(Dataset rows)

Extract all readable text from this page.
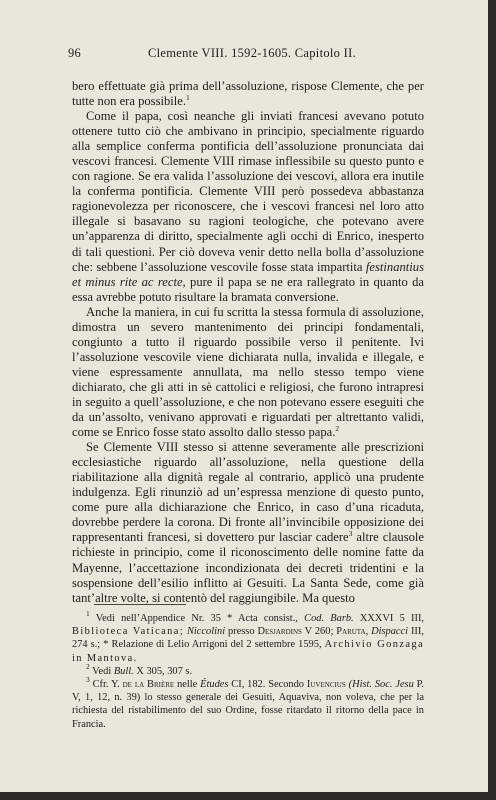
96	Clemente VIII. 1592-1605. Capitolo II.

bero effettuate già prima dell’assoluzione, rispose Clemente, che per tutte non era possibile.$^1$

Come il papa, così neanche gli inviati francesi avevano potuto ottenere tutto ciò che ambivano in principio, specialmente riguardo alla semplice conferma pontificia dell’assoluzione pronunciata dai vescovi francesi. Clemente VIII rimase inflessibile su questo punto e con ragione. Se era valida l’assoluzione dei vescovi, allora era inutile la conferma pontificia. Clemente VIII però possedeva abbastanza ragionevolezza per riconoscere, che i vescovi francesi nel loro atto illegale si basavano su ragioni teologiche, che potevano avere un’apparenza di diritto, specialmente agli occhi di Enrico, inesperto di tali questioni. Per ciò doveva venir detto nella bolla d’assoluzione che: sebbene l’assoluzione vescovile fosse stata impartita festinantius et minus rite ac recte, pure il papa se ne era rallegrato in quanto da essa avrebbe potuto risultare la bramata conversione.

Anche la maniera, in cui fu scritta la stessa formula di assoluzione, dimostra un severo mantenimento dei principi fondamentali, congiunto a tutto il riguardo possibile verso il penitente. Ivi l’assoluzione vescovile viene dichiarata nulla, invalida e illegale, e viene espressamente annullata, ma nello stesso tempo viene dichiarato, che gli atti in sè cattolici e religiosi, che furono intrapresi in seguito a quell’assoluzione, e che non potevano essere eseguiti che da un’assolto, venivano approvati e riguardati per altrettanto validi, come se Enrico fosse stato assolto dallo stesso papa.$^2$

Se Clemente VIII stesso si attenne severamente alle prescrizioni ecclesiastiche riguardo all’assoluzione, nella questione della riabilitazione alla dignità regale al contrario, applicò una prudente indulgenza. Egli rinunziò ad un’espressa menzione di questo punto, come pure alla dichiarazione che Enrico, in caso d’una ricaduta, dovrebbe perdere la corona. Di fronte all’invincibile opposizione dei rappresentanti francesi, si dovettero pur lasciar cadere$^3$ altre clausole richieste in principio, come il riconoscimento delle nomine fatte da Mayenne, l’accettazione incondizionata dei decreti tridentini e la sospensione dell’esilio inflitto ai Gesuiti. La Santa Sede, come già tant’altre volte, si contentò del raggiungibile. Ma questo

$^1$ Vedi nell’Appendice Nr. 35 * Acta consist., Cod. Barb. XXXVI 5 III, Biblioteca Vaticana; Niccolini presso Desjardins V 260; Paruta, Dispacci III, 274 s.; * Relazione di Lelio Arrigoni del 2 settembre 1595, Archivio Gonzaga in Mantova.

$^2$ Vedi Bull. X 305, 307 s.

$^3$ Cfr. Y. de la Brière nelle Études CI, 182. Secondo Iuvencius (Hist. Soc. Jesu P. V, 1, 12, n. 39) lo stesso generale dei Gesuiti, Aquaviva, non voleva, che per la richiesta del ristabilimento del suo Ordine, fosse ritardato il ritorno della pace in Francia.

◆ **What you need to do**: Leave out all pictures, then copy the remaining material exactly.

◆ **Reply to the task**:
Extract all readable text from this page.
96	Clemente VIII. 1592-1605. Capitolo II.

bero effettuate già prima dell’assoluzione, rispose Clemente, che per tutte non era possibile.$^1$

Come il papa, così neanche gli inviati francesi avevano potuto ottenere tutto ciò che ambivano in principio, specialmente riguardo alla semplice conferma pontificia dell’assoluzione pronunciata dai vescovi francesi. Clemente VIII rimase inflessibile su questo punto e con ragione. Se era valida l’assoluzione dei vescovi, allora era inutile la conferma pontificia. Clemente VIII però possedeva abbastanza ragionevolezza per riconoscere, che i vescovi francesi nel loro atto illegale si basavano su ragioni teologiche, che potevano avere un’apparenza di diritto, specialmente agli occhi di Enrico, inesperto di tali questioni. Per ciò doveva venir detto nella bolla d’assoluzione che: sebbene l’assoluzione vescovile fosse stata impartita festinantius et minus rite ac recte, pure il papa se ne era rallegrato in quanto da essa avrebbe potuto risultare la bramata conversione.

Anche la maniera, in cui fu scritta la stessa formula di assoluzione, dimostra un severo mantenimento dei principi fondamentali, congiunto a tutto il riguardo possibile verso il penitente. Ivi l’assoluzione vescovile viene dichiarata nulla, invalida e illegale, e viene espressamente annullata, ma nello stesso tempo viene dichiarato, che gli atti in sè cattolici e religiosi, che furono intrapresi in seguito a quell’assoluzione, e che non potevano essere eseguiti che da un’assolto, venivano approvati e riguardati per altrettanto validi, come se Enrico fosse stato assolto dallo stesso papa.$^2$

Se Clemente VIII stesso si attenne severamente alle prescrizioni ecclesiastiche riguardo all’assoluzione, nella questione della riabilitazione alla dignità regale al contrario, applicò una prudente indulgenza. Egli rinunziò ad un’espressa menzione di questo punto, come pure alla dichiarazione che Enrico, in caso d’una ricaduta, dovrebbe perdere la corona. Di fronte all’invincibile opposizione dei rappresentanti francesi, si dovettero pur lasciar cadere$^3$ altre clausole richieste in principio, come il riconoscimento delle nomine fatte da Mayenne, l’accettazione incondizionata dei decreti tridentini e la sospensione dell’esilio inflitto ai Gesuiti. La Santa Sede, come già tant’altre volte, si contentò del raggiungibile. Ma questo

$^1$ Vedi nell’Appendice Nr. 35 * Acta consist., Cod. Barb. XXXVI 5 III, Biblioteca Vaticana; Niccolini presso Desjardins V 260; Paruta, Dispacci III, 274 s.; * Relazione di Lelio Arrigoni del 2 settembre 1595, Archivio Gonzaga in Mantova.

$^2$ Vedi Bull. X 305, 307 s.

$^3$ Cfr. Y. de la Brière nelle Études CI, 182. Secondo Iuvencius (Hist. Soc. Jesu P. V, 1, 12, n. 39) lo stesso generale dei Gesuiti, Aquaviva, non voleva, che per la richiesta del ristabilimento del suo Ordine, fosse ritardato il ritorno della pace in Francia.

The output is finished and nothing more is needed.